-- BEGIN --

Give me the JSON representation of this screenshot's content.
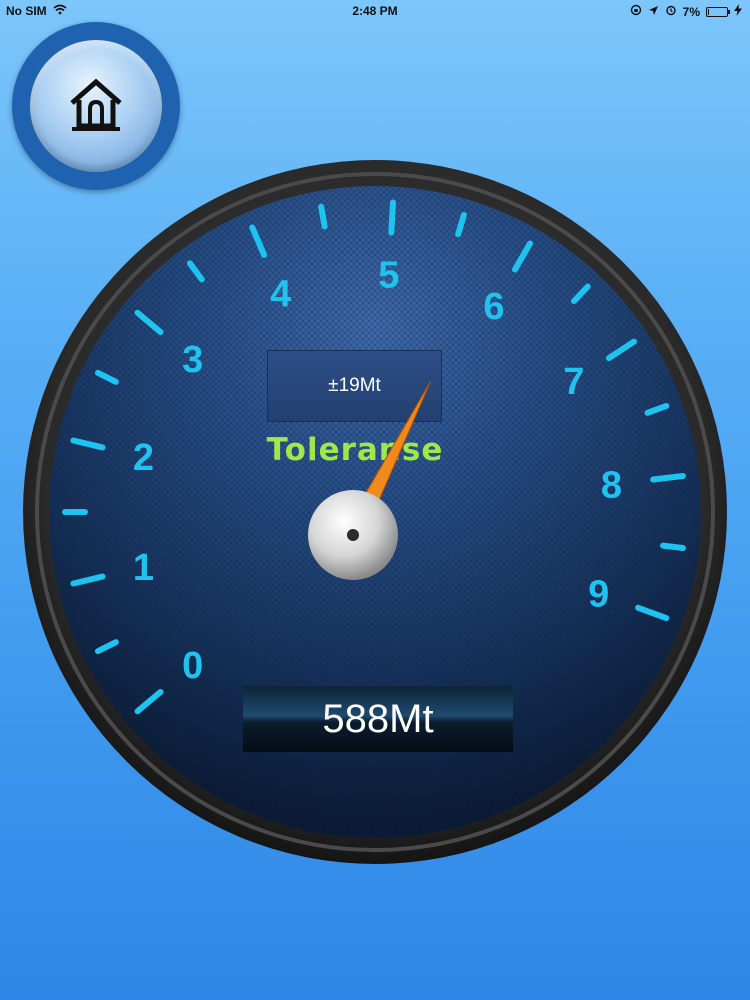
{
  "status_bar": {
    "carrier": "No SIM",
    "time": "2:48 PM",
    "battery_percent": "7%",
    "battery_level": 0.07,
    "icons": [
      "wifi-icon",
      "rotation-lock-icon",
      "location-arrow-icon",
      "alarm-icon",
      "battery-icon",
      "charging-bolt-icon"
    ]
  },
  "home_button": {
    "icon": "home-icon"
  },
  "gauge": {
    "scale_min": 0,
    "scale_max": 9,
    "scale_labels": [
      "0",
      "1",
      "2",
      "3",
      "4",
      "5",
      "6",
      "7",
      "8",
      "9"
    ],
    "needle_value": 5.88,
    "tolerance_value": "±19Mt",
    "tolerance_label": "Toleranse",
    "reading": "588Mt",
    "colors": {
      "tick": "#1ec3f0",
      "needle": "#f08a1a",
      "tolerance_label": "#9ee84a"
    }
  }
}
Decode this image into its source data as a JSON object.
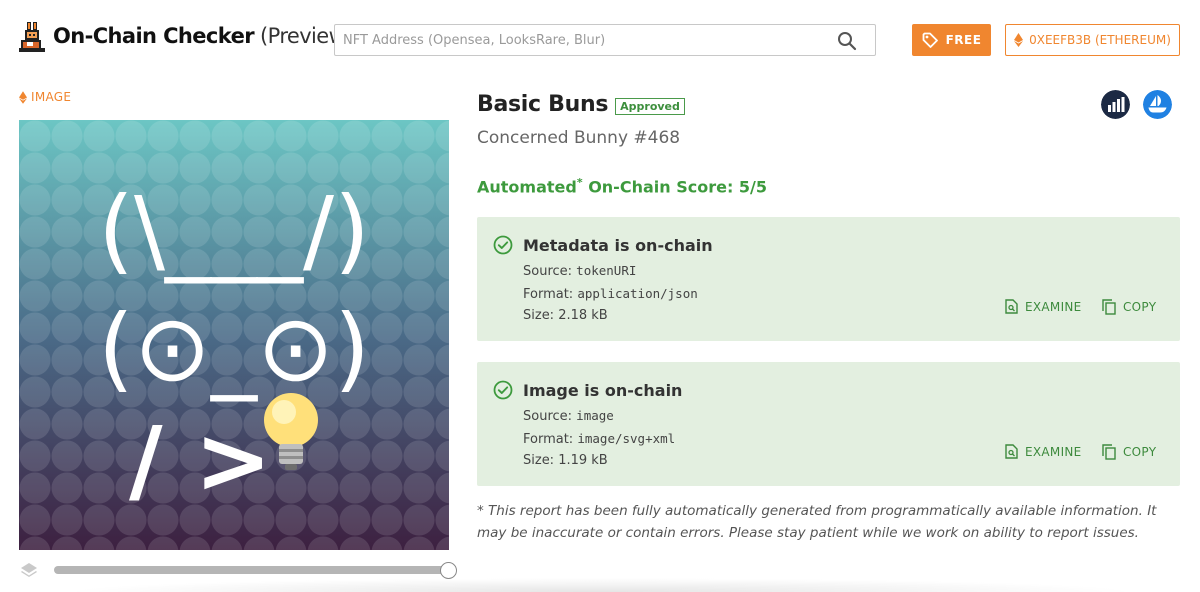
{
  "header": {
    "brand_bold": "On-Chain Checker",
    "brand_light": "(Preview)",
    "search_placeholder": "NFT Address (Opensea, LooksRare, Blur)",
    "free_label": "FREE",
    "wallet_label": "0XEEFB3B (ETHEREUM)"
  },
  "image_panel": {
    "label": "IMAGE",
    "art_row1": "(\\___/)",
    "art_row2": "(⊙_⊙)",
    "art_row3": "/ >",
    "art_emoji": "lightbulb-icon",
    "background_top": "#6cc6c4",
    "background_bottom": "#3d2040"
  },
  "nft": {
    "collection": "Basic Buns",
    "status": "Approved",
    "token_name": "Concerned Bunny #468"
  },
  "score": {
    "prefix": "Automated",
    "star": "*",
    "suffix": "On-Chain Score: 5/5"
  },
  "cards": [
    {
      "title": "Metadata is on-chain",
      "source_label": "Source:",
      "source_value": "tokenURI",
      "format_label": "Format:",
      "format_value": "application/json",
      "size": "Size: 2.18 kB",
      "examine": "EXAMINE",
      "copy": "COPY"
    },
    {
      "title": "Image is on-chain",
      "source_label": "Source:",
      "source_value": "image",
      "format_label": "Format:",
      "format_value": "image/svg+xml",
      "size": "Size: 1.19 kB",
      "examine": "EXAMINE",
      "copy": "COPY"
    }
  ],
  "footnote": "* This report has been fully automatically generated from programmatically available information. It may be inaccurate or contain errors. Please stay patient while we work on ability to report issues.",
  "colors": {
    "accent": "#f0862f",
    "success": "#3d9a3d",
    "card_bg": "#e3efe0"
  },
  "image_slider": {
    "position": 1.0
  }
}
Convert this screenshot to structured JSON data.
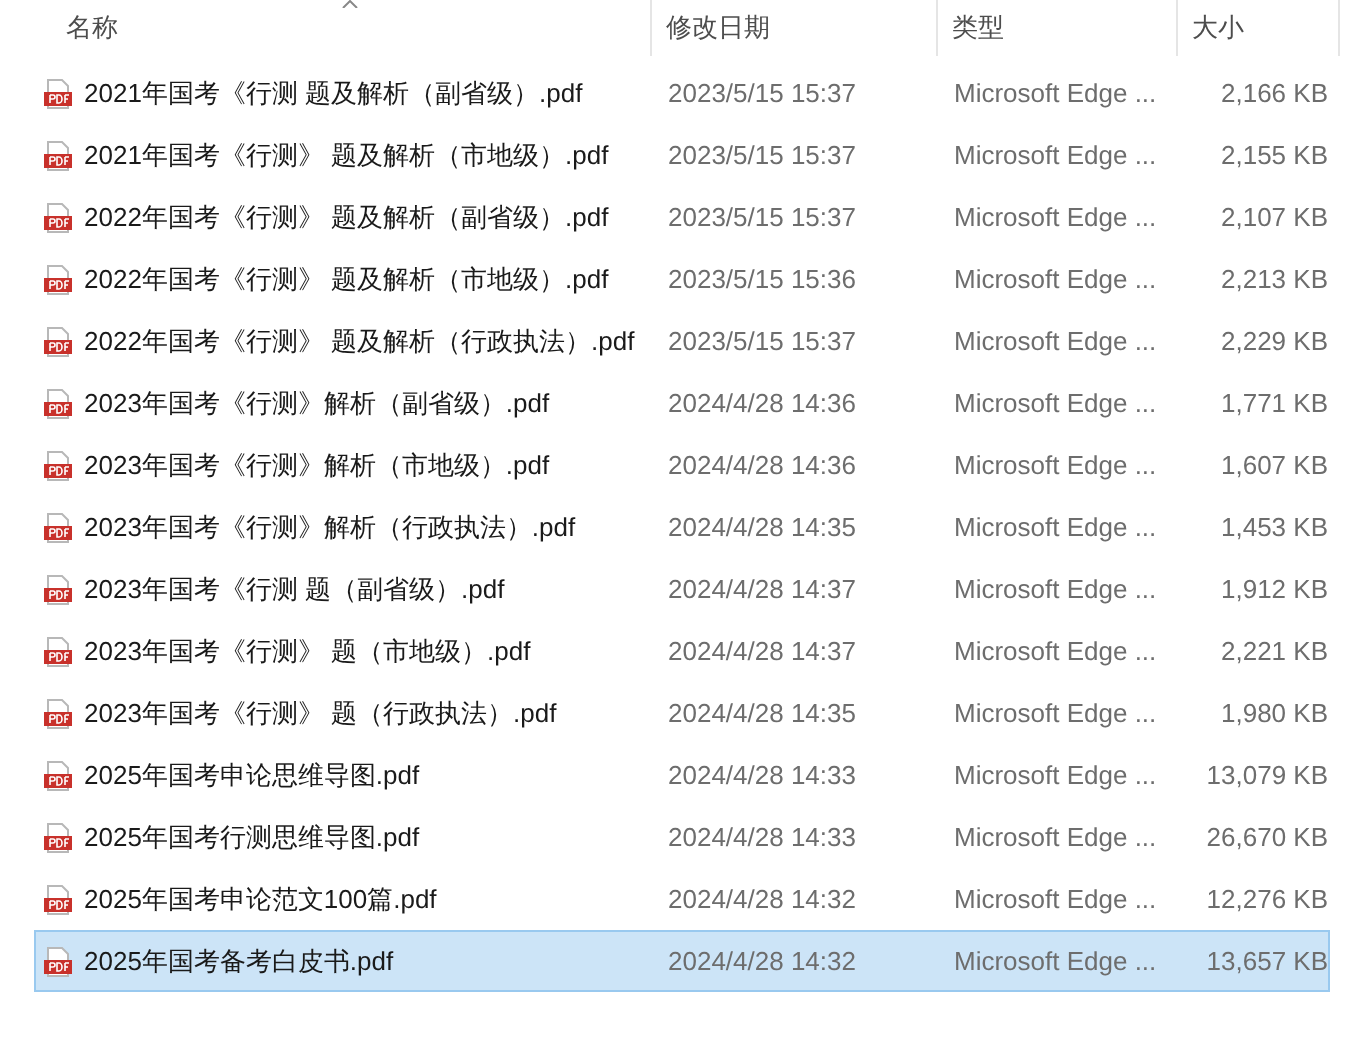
{
  "columns": [
    {
      "label": "名称",
      "sorted": true
    },
    {
      "label": "修改日期",
      "sorted": false
    },
    {
      "label": "类型",
      "sorted": false
    },
    {
      "label": "大小",
      "sorted": false
    }
  ],
  "files": [
    {
      "name": "2021年国考《行测 题及解析（副省级）.pdf",
      "modified": "2023/5/15 15:37",
      "type": "Microsoft Edge ...",
      "size": "2,166 KB",
      "selected": false
    },
    {
      "name": "2021年国考《行测》 题及解析（市地级）.pdf",
      "modified": "2023/5/15 15:37",
      "type": "Microsoft Edge ...",
      "size": "2,155 KB",
      "selected": false
    },
    {
      "name": "2022年国考《行测》 题及解析（副省级）.pdf",
      "modified": "2023/5/15 15:37",
      "type": "Microsoft Edge ...",
      "size": "2,107 KB",
      "selected": false
    },
    {
      "name": "2022年国考《行测》 题及解析（市地级）.pdf",
      "modified": "2023/5/15 15:36",
      "type": "Microsoft Edge ...",
      "size": "2,213 KB",
      "selected": false
    },
    {
      "name": "2022年国考《行测》 题及解析（行政执法）.pdf",
      "modified": "2023/5/15 15:37",
      "type": "Microsoft Edge ...",
      "size": "2,229 KB",
      "selected": false
    },
    {
      "name": "2023年国考《行测》解析（副省级）.pdf",
      "modified": "2024/4/28 14:36",
      "type": "Microsoft Edge ...",
      "size": "1,771 KB",
      "selected": false
    },
    {
      "name": "2023年国考《行测》解析（市地级）.pdf",
      "modified": "2024/4/28 14:36",
      "type": "Microsoft Edge ...",
      "size": "1,607 KB",
      "selected": false
    },
    {
      "name": "2023年国考《行测》解析（行政执法）.pdf",
      "modified": "2024/4/28 14:35",
      "type": "Microsoft Edge ...",
      "size": "1,453 KB",
      "selected": false
    },
    {
      "name": "2023年国考《行测 题（副省级）.pdf",
      "modified": "2024/4/28 14:37",
      "type": "Microsoft Edge ...",
      "size": "1,912 KB",
      "selected": false
    },
    {
      "name": "2023年国考《行测》 题（市地级）.pdf",
      "modified": "2024/4/28 14:37",
      "type": "Microsoft Edge ...",
      "size": "2,221 KB",
      "selected": false
    },
    {
      "name": "2023年国考《行测》 题（行政执法）.pdf",
      "modified": "2024/4/28 14:35",
      "type": "Microsoft Edge ...",
      "size": "1,980 KB",
      "selected": false
    },
    {
      "name": "2025年国考申论思维导图.pdf",
      "modified": "2024/4/28 14:33",
      "type": "Microsoft Edge ...",
      "size": "13,079 KB",
      "selected": false
    },
    {
      "name": "2025年国考行测思维导图.pdf",
      "modified": "2024/4/28 14:33",
      "type": "Microsoft Edge ...",
      "size": "26,670 KB",
      "selected": false
    },
    {
      "name": "2025年国考申论范文100篇.pdf",
      "modified": "2024/4/28 14:32",
      "type": "Microsoft Edge ...",
      "size": "12,276 KB",
      "selected": false
    },
    {
      "name": "2025年国考备考白皮书.pdf",
      "modified": "2024/4/28 14:32",
      "type": "Microsoft Edge ...",
      "size": "13,657 KB",
      "selected": true
    }
  ]
}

-- END --

WHAT IS NEEDED
Every line above should be returned exactly; the pictures stay out.

WRITTEN RESPONSE
Give me the JSON representation of this screenshot's content.
{
  "status_bar": {
    "carrier": "No SIM",
    "time": "2:48 PM",
    "battery_percent": "7%",
    "battery_level": 0.07,
    "icons": [
      "wifi-icon",
      "rotation-lock-icon",
      "location-arrow-icon",
      "alarm-icon",
      "battery-icon",
      "charging-bolt-icon"
    ]
  },
  "home_button": {
    "icon": "home-icon"
  },
  "gauge": {
    "scale_min": 0,
    "scale_max": 9,
    "scale_labels": [
      "0",
      "1",
      "2",
      "3",
      "4",
      "5",
      "6",
      "7",
      "8",
      "9"
    ],
    "needle_value": 5.88,
    "tolerance_value": "±19Mt",
    "tolerance_label": "Toleranse",
    "reading": "588Mt",
    "colors": {
      "tick": "#1ec3f0",
      "needle": "#f08a1a",
      "tolerance_label": "#9ee84a"
    }
  }
}
Decode this image into its source data as a JSON object.
{
  "header": {
    "brand_bold": "On-Chain Checker",
    "brand_light": "(Preview)",
    "search_placeholder": "NFT Address (Opensea, LooksRare, Blur)",
    "free_label": "FREE",
    "wallet_label": "0XEEFB3B (ETHEREUM)"
  },
  "image_panel": {
    "label": "IMAGE",
    "art_row1": "(\\___/)",
    "art_row2": "(⊙_⊙)",
    "art_row3": "/ >",
    "art_emoji": "lightbulb-icon",
    "background_top": "#6cc6c4",
    "background_bottom": "#3d2040"
  },
  "nft": {
    "collection": "Basic Buns",
    "status": "Approved",
    "token_name": "Concerned Bunny #468"
  },
  "score": {
    "prefix": "Automated",
    "star": "*",
    "suffix": "On-Chain Score: 5/5"
  },
  "cards": [
    {
      "title": "Metadata is on-chain",
      "source_label": "Source:",
      "source_value": "tokenURI",
      "format_label": "Format:",
      "format_value": "application/json",
      "size": "Size: 2.18 kB",
      "examine": "EXAMINE",
      "copy": "COPY"
    },
    {
      "title": "Image is on-chain",
      "source_label": "Source:",
      "source_value": "image",
      "format_label": "Format:",
      "format_value": "image/svg+xml",
      "size": "Size: 1.19 kB",
      "examine": "EXAMINE",
      "copy": "COPY"
    }
  ],
  "footnote": "* This report has been fully automatically generated from programmatically available information. It may be inaccurate or contain errors. Please stay patient while we work on ability to report issues.",
  "colors": {
    "accent": "#f0862f",
    "success": "#3d9a3d",
    "card_bg": "#e3efe0"
  },
  "image_slider": {
    "position": 1.0
  }
}
Convert this screenshot to structured JSON data.
{
  "columns": [
    {
      "label": "名称",
      "sorted": true
    },
    {
      "label": "修改日期",
      "sorted": false
    },
    {
      "label": "类型",
      "sorted": false
    },
    {
      "label": "大小",
      "sorted": false
    }
  ],
  "files": [
    {
      "name": "2021年国考《行测 题及解析（副省级）.pdf",
      "modified": "2023/5/15 15:37",
      "type": "Microsoft Edge ...",
      "size": "2,166 KB",
      "selected": false
    },
    {
      "name": "2021年国考《行测》 题及解析（市地级）.pdf",
      "modified": "2023/5/15 15:37",
      "type": "Microsoft Edge ...",
      "size": "2,155 KB",
      "selected": false
    },
    {
      "name": "2022年国考《行测》 题及解析（副省级）.pdf",
      "modified": "2023/5/15 15:37",
      "type": "Microsoft Edge ...",
      "size": "2,107 KB",
      "selected": false
    },
    {
      "name": "2022年国考《行测》 题及解析（市地级）.pdf",
      "modified": "2023/5/15 15:36",
      "type": "Microsoft Edge ...",
      "size": "2,213 KB",
      "selected": false
    },
    {
      "name": "2022年国考《行测》 题及解析（行政执法）.pdf",
      "modified": "2023/5/15 15:37",
      "type": "Microsoft Edge ...",
      "size": "2,229 KB",
      "selected": false
    },
    {
      "name": "2023年国考《行测》解析（副省级）.pdf",
      "modified": "2024/4/28 14:36",
      "type": "Microsoft Edge ...",
      "size": "1,771 KB",
      "selected": false
    },
    {
      "name": "2023年国考《行测》解析（市地级）.pdf",
      "modified": "2024/4/28 14:36",
      "type": "Microsoft Edge ...",
      "size": "1,607 KB",
      "selected": false
    },
    {
      "name": "2023年国考《行测》解析（行政执法）.pdf",
      "modified": "2024/4/28 14:35",
      "type": "Microsoft Edge ...",
      "size": "1,453 KB",
      "selected": false
    },
    {
      "name": "2023年国考《行测 题（副省级）.pdf",
      "modified": "2024/4/28 14:37",
      "type": "Microsoft Edge ...",
      "size": "1,912 KB",
      "selected": false
    },
    {
      "name": "2023年国考《行测》 题（市地级）.pdf",
      "modified": "2024/4/28 14:37",
      "type": "Microsoft Edge ...",
      "size": "2,221 KB",
      "selected": false
    },
    {
      "name": "2023年国考《行测》 题（行政执法）.pdf",
      "modified": "2024/4/28 14:35",
      "type": "Microsoft Edge ...",
      "size": "1,980 KB",
      "selected": false
    },
    {
      "name": "2025年国考申论思维导图.pdf",
      "modified": "2024/4/28 14:33",
      "type": "Microsoft Edge ...",
      "size": "13,079 KB",
      "selected": false
    },
    {
      "name": "2025年国考行测思维导图.pdf",
      "modified": "2024/4/28 14:33",
      "type": "Microsoft Edge ...",
      "size": "26,670 KB",
      "selected": false
    },
    {
      "name": "2025年国考申论范文100篇.pdf",
      "modified": "2024/4/28 14:32",
      "type": "Microsoft Edge ...",
      "size": "12,276 KB",
      "selected": false
    },
    {
      "name": "2025年国考备考白皮书.pdf",
      "modified": "2024/4/28 14:32",
      "type": "Microsoft Edge ...",
      "size": "13,657 KB",
      "selected": true
    }
  ]
}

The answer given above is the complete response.